■ Task to complete ■
Write the data out again, character for character, with no images.

————

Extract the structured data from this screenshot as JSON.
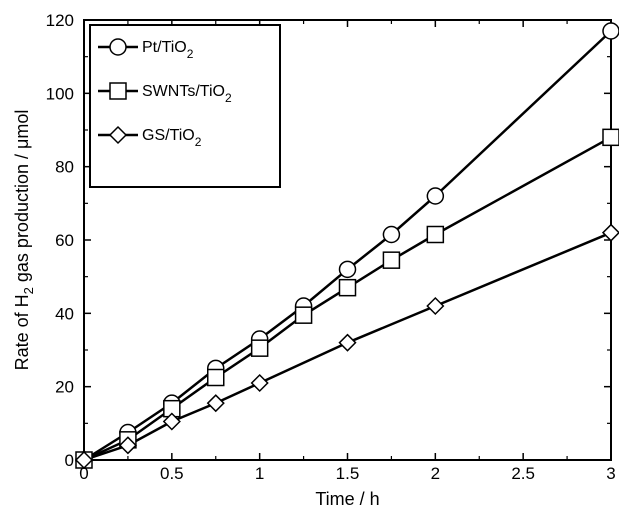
{
  "chart_data": {
    "type": "line",
    "xlabel": "Time / h",
    "ylabel": {
      "prefix": "Rate of H",
      "subscript": "2",
      "suffix": " gas production / μmol"
    },
    "xlim": [
      0,
      3
    ],
    "ylim": [
      0,
      120
    ],
    "x_ticks": [
      "0",
      "0.5",
      "1",
      "1.5",
      "2",
      "2.5",
      "3"
    ],
    "y_ticks": [
      "0",
      "20",
      "40",
      "60",
      "80",
      "100",
      "120"
    ],
    "grid": false,
    "legend_position": "top-left",
    "series": [
      {
        "name": "Pt/TiO2",
        "name_main": "Pt/TiO",
        "name_sub": "2",
        "marker": "circle",
        "x": [
          0,
          0.25,
          0.5,
          0.75,
          1,
          1.25,
          1.5,
          1.75,
          2,
          3
        ],
        "y": [
          0,
          7.5,
          15.5,
          25,
          33,
          42,
          52,
          61.5,
          72,
          117
        ]
      },
      {
        "name": "SWNTs/TiO2",
        "name_main": "SWNTs/TiO",
        "name_sub": "2",
        "marker": "square",
        "x": [
          0,
          0.25,
          0.5,
          0.75,
          1,
          1.25,
          1.5,
          1.75,
          2,
          3
        ],
        "y": [
          0,
          5.5,
          14,
          22.5,
          30.5,
          39.5,
          47,
          54.5,
          61.5,
          88
        ]
      },
      {
        "name": "GS/TiO2",
        "name_main": "GS/TiO",
        "name_sub": "2",
        "marker": "diamond",
        "x": [
          0,
          0.25,
          0.5,
          0.75,
          1,
          1.5,
          2,
          3
        ],
        "y": [
          0,
          4,
          10.5,
          15.5,
          21,
          32,
          42,
          62
        ]
      }
    ]
  }
}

————

■ Answer in full ■
Extract the structured data from this screenshot as JSON.
{
  "chart_data": {
    "type": "line",
    "xlabel": "Time / h",
    "ylabel": {
      "prefix": "Rate of H",
      "subscript": "2",
      "suffix": " gas production / μmol"
    },
    "xlim": [
      0,
      3
    ],
    "ylim": [
      0,
      120
    ],
    "x_ticks": [
      "0",
      "0.5",
      "1",
      "1.5",
      "2",
      "2.5",
      "3"
    ],
    "y_ticks": [
      "0",
      "20",
      "40",
      "60",
      "80",
      "100",
      "120"
    ],
    "grid": false,
    "legend_position": "top-left",
    "series": [
      {
        "name": "Pt/TiO2",
        "name_main": "Pt/TiO",
        "name_sub": "2",
        "marker": "circle",
        "x": [
          0,
          0.25,
          0.5,
          0.75,
          1,
          1.25,
          1.5,
          1.75,
          2,
          3
        ],
        "y": [
          0,
          7.5,
          15.5,
          25,
          33,
          42,
          52,
          61.5,
          72,
          117
        ]
      },
      {
        "name": "SWNTs/TiO2",
        "name_main": "SWNTs/TiO",
        "name_sub": "2",
        "marker": "square",
        "x": [
          0,
          0.25,
          0.5,
          0.75,
          1,
          1.25,
          1.5,
          1.75,
          2,
          3
        ],
        "y": [
          0,
          5.5,
          14,
          22.5,
          30.5,
          39.5,
          47,
          54.5,
          61.5,
          88
        ]
      },
      {
        "name": "GS/TiO2",
        "name_main": "GS/TiO",
        "name_sub": "2",
        "marker": "diamond",
        "x": [
          0,
          0.25,
          0.5,
          0.75,
          1,
          1.5,
          2,
          3
        ],
        "y": [
          0,
          4,
          10.5,
          15.5,
          21,
          32,
          42,
          62
        ]
      }
    ]
  }
}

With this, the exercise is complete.